• Records for this task:
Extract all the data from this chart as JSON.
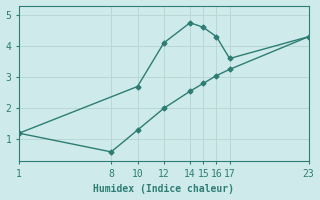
{
  "line1_x": [
    1,
    10,
    12,
    14,
    15,
    16,
    17,
    23
  ],
  "line1_y": [
    1.2,
    2.7,
    4.1,
    4.75,
    4.6,
    4.3,
    3.6,
    4.3
  ],
  "line2_x": [
    1,
    8,
    10,
    12,
    14,
    15,
    16,
    17,
    23
  ],
  "line2_y": [
    1.2,
    0.6,
    1.3,
    2.0,
    2.55,
    2.8,
    3.05,
    3.25,
    4.3
  ],
  "xticks": [
    1,
    8,
    10,
    12,
    14,
    15,
    16,
    17,
    23
  ],
  "yticks": [
    1,
    2,
    3,
    4,
    5
  ],
  "xlim": [
    1,
    23
  ],
  "ylim": [
    0.3,
    5.3
  ],
  "xlabel": "Humidex (Indice chaleur)",
  "line_color": "#2d7d74",
  "bg_color": "#ceeaea",
  "grid_color": "#b8d8d5",
  "marker": "D",
  "marker_size": 2.5,
  "line_width": 1.0,
  "xlabel_fontsize": 7,
  "tick_fontsize": 7
}
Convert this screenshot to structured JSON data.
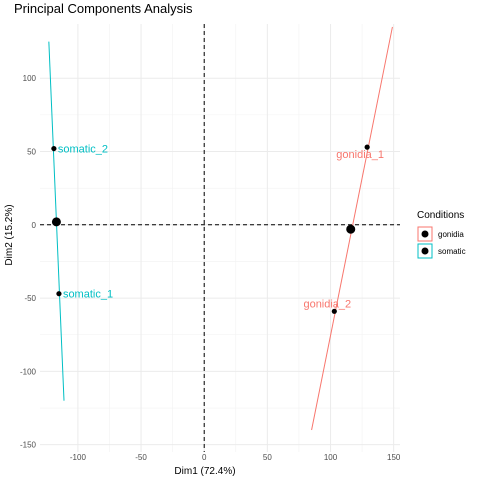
{
  "chart_data": {
    "type": "scatter",
    "title": "Principal Components Analysis",
    "xlabel": "Dim1 (72.4%)",
    "ylabel": "Dim2 (15.2%)",
    "xlim": [
      -130,
      155
    ],
    "ylim": [
      -155,
      137
    ],
    "xticks": [
      -100,
      -50,
      0,
      50,
      100,
      150
    ],
    "yticks": [
      100,
      50,
      0,
      -50,
      -100,
      -150
    ],
    "xtick_labels": [
      "-100",
      "-50",
      "0",
      "50",
      "100",
      "150"
    ],
    "ytick_labels": [
      "100",
      "50",
      "0",
      "-50",
      "-100",
      "-150"
    ],
    "grid": true,
    "reference_lines": {
      "x": 0,
      "y": 0
    },
    "legend": {
      "title": "Conditions",
      "position": "right",
      "entries": [
        {
          "label": "gonidia",
          "color": "#F8766D"
        },
        {
          "label": "somatic",
          "color": "#00BFC4"
        }
      ]
    },
    "series": [
      {
        "name": "gonidia",
        "color": "#F8766D",
        "points": [
          {
            "label": "gonidia_1",
            "x": 129,
            "y": 53
          },
          {
            "label": "gonidia_2",
            "x": 103,
            "y": -59
          }
        ],
        "centroid": {
          "x": 116,
          "y": -3
        },
        "axis_line": {
          "x1": 85,
          "y1": -140,
          "x2": 149,
          "y2": 135
        }
      },
      {
        "name": "somatic",
        "color": "#00BFC4",
        "points": [
          {
            "label": "somatic_2",
            "x": -119,
            "y": 52
          },
          {
            "label": "somatic_1",
            "x": -115,
            "y": -47
          }
        ],
        "centroid": {
          "x": -117,
          "y": 2
        },
        "axis_line": {
          "x1": -123,
          "y1": 125,
          "x2": -111,
          "y2": -120
        }
      }
    ]
  }
}
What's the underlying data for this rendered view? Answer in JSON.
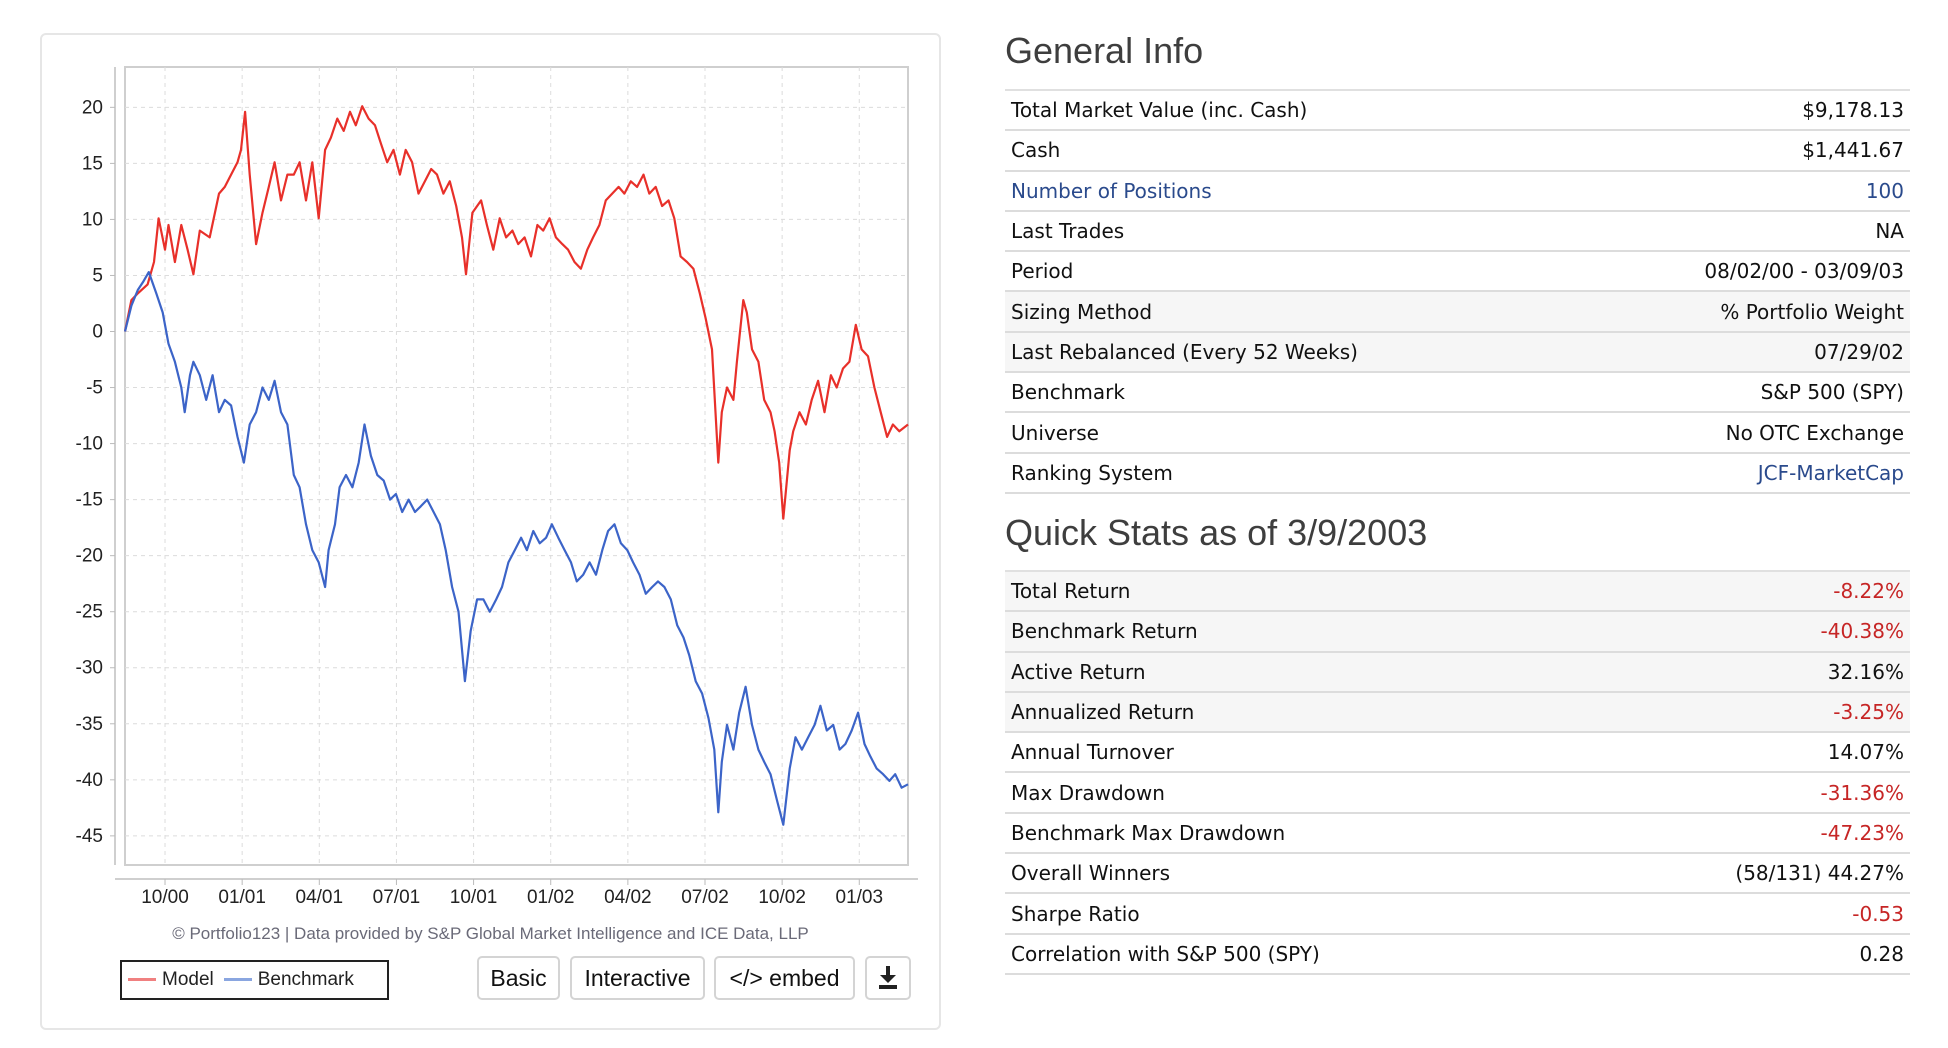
{
  "chart_panel": {
    "credit": "© Portfolio123 | Data provided by S&P Global Market Intelligence and ICE Data, LLP",
    "legend": [
      {
        "label": "Model",
        "color": "#e8302a"
      },
      {
        "label": "Benchmark",
        "color": "#3c64c8"
      }
    ],
    "buttons": {
      "basic": "Basic",
      "interactive": "Interactive",
      "embed": "</> embed",
      "download_icon": "download-icon"
    }
  },
  "chart_data": {
    "type": "line",
    "title": "",
    "xlabel": "",
    "ylabel": "",
    "x_unit": "weeks since 08/02/00",
    "xlim": [
      0,
      135
    ],
    "ylim": [
      -47.6,
      23.6
    ],
    "y_ticks": [
      20,
      15,
      10,
      5,
      0,
      -5,
      -10,
      -15,
      -20,
      -25,
      -30,
      -35,
      -40,
      -45
    ],
    "x_ticks": [
      {
        "label": "10/00",
        "x": 6.9
      },
      {
        "label": "01/01",
        "x": 20.2
      },
      {
        "label": "04/01",
        "x": 33.5
      },
      {
        "label": "07/01",
        "x": 46.8
      },
      {
        "label": "10/01",
        "x": 60.1
      },
      {
        "label": "01/02",
        "x": 73.4
      },
      {
        "label": "04/02",
        "x": 86.7
      },
      {
        "label": "07/02",
        "x": 100.0
      },
      {
        "label": "10/02",
        "x": 113.3
      },
      {
        "label": "01/03",
        "x": 126.6
      }
    ],
    "grid": true,
    "legend_position": "bottom-left",
    "series": [
      {
        "name": "Model",
        "color": "#e8302a",
        "points": [
          [
            0,
            0.0
          ],
          [
            1.1,
            2.8
          ],
          [
            2.2,
            3.4
          ],
          [
            3.9,
            4.2
          ],
          [
            5.0,
            6.2
          ],
          [
            5.8,
            10.1
          ],
          [
            6.9,
            7.3
          ],
          [
            7.5,
            9.5
          ],
          [
            8.6,
            6.2
          ],
          [
            9.7,
            9.5
          ],
          [
            10.8,
            7.3
          ],
          [
            11.8,
            5.1
          ],
          [
            12.9,
            9.0
          ],
          [
            14.6,
            8.4
          ],
          [
            16.2,
            12.3
          ],
          [
            17.2,
            12.9
          ],
          [
            18.3,
            14.0
          ],
          [
            19.4,
            15.1
          ],
          [
            20.0,
            16.2
          ],
          [
            20.7,
            19.6
          ],
          [
            21.5,
            14.0
          ],
          [
            22.6,
            7.8
          ],
          [
            23.7,
            10.6
          ],
          [
            24.8,
            12.9
          ],
          [
            25.8,
            15.1
          ],
          [
            26.9,
            11.7
          ],
          [
            28.0,
            14.0
          ],
          [
            29.1,
            14.0
          ],
          [
            30.1,
            15.1
          ],
          [
            31.2,
            11.7
          ],
          [
            32.3,
            15.1
          ],
          [
            33.4,
            10.1
          ],
          [
            34.5,
            16.2
          ],
          [
            35.5,
            17.3
          ],
          [
            36.6,
            19.0
          ],
          [
            37.7,
            17.9
          ],
          [
            38.8,
            19.6
          ],
          [
            39.8,
            18.4
          ],
          [
            40.9,
            20.1
          ],
          [
            42.0,
            19.0
          ],
          [
            43.1,
            18.4
          ],
          [
            44.1,
            16.8
          ],
          [
            45.2,
            15.1
          ],
          [
            46.3,
            16.2
          ],
          [
            47.4,
            14.0
          ],
          [
            48.4,
            16.2
          ],
          [
            49.5,
            15.1
          ],
          [
            50.6,
            12.3
          ],
          [
            51.7,
            13.4
          ],
          [
            52.8,
            14.5
          ],
          [
            53.8,
            14.0
          ],
          [
            54.9,
            12.3
          ],
          [
            56.0,
            13.4
          ],
          [
            57.1,
            11.2
          ],
          [
            58.1,
            8.4
          ],
          [
            58.8,
            5.1
          ],
          [
            59.9,
            10.6
          ],
          [
            61.4,
            11.7
          ],
          [
            62.4,
            9.5
          ],
          [
            63.5,
            7.3
          ],
          [
            64.6,
            10.1
          ],
          [
            65.7,
            8.4
          ],
          [
            66.8,
            9.0
          ],
          [
            67.8,
            7.8
          ],
          [
            68.9,
            8.4
          ],
          [
            70.0,
            6.7
          ],
          [
            71.1,
            9.5
          ],
          [
            72.1,
            9.0
          ],
          [
            73.2,
            10.1
          ],
          [
            74.3,
            8.4
          ],
          [
            75.4,
            7.8
          ],
          [
            76.4,
            7.3
          ],
          [
            77.5,
            6.2
          ],
          [
            78.6,
            5.6
          ],
          [
            79.7,
            7.3
          ],
          [
            80.7,
            8.4
          ],
          [
            81.8,
            9.5
          ],
          [
            82.9,
            11.7
          ],
          [
            84.0,
            12.3
          ],
          [
            85.1,
            12.9
          ],
          [
            86.1,
            12.3
          ],
          [
            87.2,
            13.4
          ],
          [
            88.3,
            12.9
          ],
          [
            89.4,
            14.0
          ],
          [
            90.4,
            12.3
          ],
          [
            91.5,
            12.9
          ],
          [
            92.6,
            11.2
          ],
          [
            93.7,
            11.7
          ],
          [
            94.7,
            10.1
          ],
          [
            95.8,
            6.7
          ],
          [
            96.9,
            6.2
          ],
          [
            98.0,
            5.6
          ],
          [
            99.1,
            3.4
          ],
          [
            100.1,
            1.2
          ],
          [
            101.2,
            -1.6
          ],
          [
            102.3,
            -11.7
          ],
          [
            102.9,
            -7.2
          ],
          [
            103.8,
            -5.0
          ],
          [
            104.9,
            -6.1
          ],
          [
            105.5,
            -2.7
          ],
          [
            106.6,
            2.8
          ],
          [
            107.2,
            1.7
          ],
          [
            108.1,
            -1.6
          ],
          [
            109.2,
            -2.7
          ],
          [
            110.2,
            -6.1
          ],
          [
            111.3,
            -7.2
          ],
          [
            112.0,
            -8.9
          ],
          [
            112.8,
            -11.7
          ],
          [
            113.5,
            -16.7
          ],
          [
            114.6,
            -10.6
          ],
          [
            115.2,
            -8.9
          ],
          [
            116.3,
            -7.2
          ],
          [
            117.4,
            -8.3
          ],
          [
            118.4,
            -6.1
          ],
          [
            119.5,
            -4.4
          ],
          [
            120.6,
            -7.2
          ],
          [
            121.7,
            -3.9
          ],
          [
            122.7,
            -5.0
          ],
          [
            123.8,
            -3.3
          ],
          [
            124.9,
            -2.7
          ],
          [
            126.0,
            0.6
          ],
          [
            127.0,
            -1.6
          ],
          [
            128.1,
            -2.2
          ],
          [
            129.2,
            -5.0
          ],
          [
            130.3,
            -7.2
          ],
          [
            131.4,
            -9.4
          ],
          [
            132.4,
            -8.3
          ],
          [
            133.5,
            -8.9
          ],
          [
            135.0,
            -8.3
          ]
        ]
      },
      {
        "name": "Benchmark",
        "color": "#3c64c8",
        "points": [
          [
            0,
            0.0
          ],
          [
            1.1,
            2.3
          ],
          [
            2.2,
            3.7
          ],
          [
            3.2,
            4.5
          ],
          [
            4.1,
            5.3
          ],
          [
            5.4,
            3.4
          ],
          [
            6.5,
            1.7
          ],
          [
            7.5,
            -1.1
          ],
          [
            8.6,
            -2.7
          ],
          [
            9.7,
            -5.0
          ],
          [
            10.3,
            -7.2
          ],
          [
            11.2,
            -3.9
          ],
          [
            11.8,
            -2.7
          ],
          [
            12.9,
            -3.9
          ],
          [
            14.0,
            -6.1
          ],
          [
            15.1,
            -3.9
          ],
          [
            16.2,
            -7.2
          ],
          [
            17.2,
            -6.1
          ],
          [
            18.3,
            -6.6
          ],
          [
            19.4,
            -9.4
          ],
          [
            20.5,
            -11.7
          ],
          [
            21.5,
            -8.3
          ],
          [
            22.6,
            -7.2
          ],
          [
            23.7,
            -5.0
          ],
          [
            24.8,
            -6.1
          ],
          [
            25.8,
            -4.4
          ],
          [
            26.9,
            -7.2
          ],
          [
            28.0,
            -8.3
          ],
          [
            29.1,
            -12.8
          ],
          [
            30.1,
            -13.9
          ],
          [
            31.2,
            -17.2
          ],
          [
            32.3,
            -19.5
          ],
          [
            33.4,
            -20.6
          ],
          [
            34.5,
            -22.8
          ],
          [
            35.1,
            -19.5
          ],
          [
            36.2,
            -17.2
          ],
          [
            37.0,
            -13.9
          ],
          [
            38.1,
            -12.8
          ],
          [
            39.2,
            -13.9
          ],
          [
            40.3,
            -11.7
          ],
          [
            41.3,
            -8.3
          ],
          [
            42.4,
            -11.1
          ],
          [
            43.5,
            -12.8
          ],
          [
            44.6,
            -13.3
          ],
          [
            45.7,
            -15.0
          ],
          [
            46.7,
            -14.5
          ],
          [
            47.8,
            -16.1
          ],
          [
            48.9,
            -15.0
          ],
          [
            50.0,
            -16.1
          ],
          [
            51.0,
            -15.6
          ],
          [
            52.1,
            -15.0
          ],
          [
            53.2,
            -16.1
          ],
          [
            54.3,
            -17.2
          ],
          [
            55.3,
            -19.5
          ],
          [
            56.4,
            -22.8
          ],
          [
            57.5,
            -25.0
          ],
          [
            58.6,
            -31.2
          ],
          [
            59.6,
            -26.7
          ],
          [
            60.7,
            -23.9
          ],
          [
            61.8,
            -23.9
          ],
          [
            62.9,
            -25.0
          ],
          [
            64.0,
            -23.9
          ],
          [
            65.0,
            -22.8
          ],
          [
            66.1,
            -20.6
          ],
          [
            67.2,
            -19.5
          ],
          [
            68.3,
            -18.4
          ],
          [
            69.3,
            -19.5
          ],
          [
            70.4,
            -17.8
          ],
          [
            71.5,
            -18.9
          ],
          [
            72.6,
            -18.4
          ],
          [
            73.6,
            -17.2
          ],
          [
            74.7,
            -18.4
          ],
          [
            75.8,
            -19.5
          ],
          [
            76.9,
            -20.6
          ],
          [
            77.9,
            -22.3
          ],
          [
            79.0,
            -21.7
          ],
          [
            80.1,
            -20.6
          ],
          [
            81.2,
            -21.7
          ],
          [
            82.3,
            -19.5
          ],
          [
            83.3,
            -17.8
          ],
          [
            84.4,
            -17.2
          ],
          [
            85.5,
            -18.9
          ],
          [
            86.6,
            -19.5
          ],
          [
            87.6,
            -20.6
          ],
          [
            88.7,
            -21.7
          ],
          [
            89.8,
            -23.4
          ],
          [
            90.9,
            -22.8
          ],
          [
            91.9,
            -22.3
          ],
          [
            93.0,
            -22.8
          ],
          [
            94.1,
            -23.9
          ],
          [
            95.2,
            -26.2
          ],
          [
            96.3,
            -27.3
          ],
          [
            97.3,
            -28.9
          ],
          [
            98.4,
            -31.2
          ],
          [
            99.5,
            -32.3
          ],
          [
            100.6,
            -34.5
          ],
          [
            101.6,
            -37.3
          ],
          [
            102.3,
            -42.9
          ],
          [
            102.9,
            -38.4
          ],
          [
            103.8,
            -35.1
          ],
          [
            104.9,
            -37.3
          ],
          [
            105.9,
            -34.0
          ],
          [
            107.0,
            -31.7
          ],
          [
            108.1,
            -35.1
          ],
          [
            109.2,
            -37.3
          ],
          [
            110.2,
            -38.4
          ],
          [
            111.3,
            -39.5
          ],
          [
            112.4,
            -41.8
          ],
          [
            113.5,
            -44.0
          ],
          [
            114.6,
            -39.0
          ],
          [
            115.6,
            -36.2
          ],
          [
            116.7,
            -37.3
          ],
          [
            117.8,
            -36.2
          ],
          [
            118.9,
            -35.1
          ],
          [
            119.9,
            -33.4
          ],
          [
            121.0,
            -35.6
          ],
          [
            122.1,
            -35.1
          ],
          [
            123.2,
            -37.3
          ],
          [
            124.2,
            -36.8
          ],
          [
            125.3,
            -35.6
          ],
          [
            126.4,
            -34.0
          ],
          [
            127.5,
            -36.8
          ],
          [
            128.5,
            -37.9
          ],
          [
            129.6,
            -39.0
          ],
          [
            130.7,
            -39.5
          ],
          [
            131.8,
            -40.1
          ],
          [
            132.8,
            -39.5
          ],
          [
            133.9,
            -40.7
          ],
          [
            135.0,
            -40.4
          ]
        ]
      }
    ]
  },
  "general_info": {
    "title": "General Info",
    "rows": [
      {
        "label": "Total Market Value (inc. Cash)",
        "value": "$9,178.13"
      },
      {
        "label": "Cash",
        "value": "$1,441.67"
      },
      {
        "label": "Number of Positions",
        "value": "100"
      },
      {
        "label": "Last Trades",
        "value": "NA"
      },
      {
        "label": "Period",
        "value": "08/02/00 - 03/09/03"
      },
      {
        "label": "Sizing Method",
        "value": "% Portfolio Weight"
      },
      {
        "label": "Last Rebalanced (Every 52 Weeks)",
        "value": "07/29/02"
      },
      {
        "label": "Benchmark",
        "value": "S&P 500 (SPY)"
      },
      {
        "label": "Universe",
        "value": "No OTC Exchange"
      },
      {
        "label": "Ranking System",
        "value": "JCF-MarketCap"
      }
    ]
  },
  "quick_stats": {
    "title": "Quick Stats as of 3/9/2003",
    "rows": [
      {
        "label": "Total Return",
        "value": "-8.22%"
      },
      {
        "label": "Benchmark Return",
        "value": "-40.38%"
      },
      {
        "label": "Active Return",
        "value": "32.16%"
      },
      {
        "label": "Annualized Return",
        "value": "-3.25%"
      },
      {
        "label": "Annual Turnover",
        "value": "14.07%"
      },
      {
        "label": "Max Drawdown",
        "value": "-31.36%"
      },
      {
        "label": "Benchmark Max Drawdown",
        "value": "-47.23%"
      },
      {
        "label": "Overall Winners",
        "value": "(58/131) 44.27%"
      },
      {
        "label": "Sharpe Ratio",
        "value": "-0.53"
      },
      {
        "label": "Correlation with S&P 500 (SPY)",
        "value": "0.28"
      }
    ]
  },
  "colors": {
    "negative": "#c62525",
    "link": "#2a4a8c"
  }
}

• What to work on: List every line above that contains the word "Total".

• Complete response:
        "label": "Total Market Value (inc. Cash)",
        "label": "Total Return",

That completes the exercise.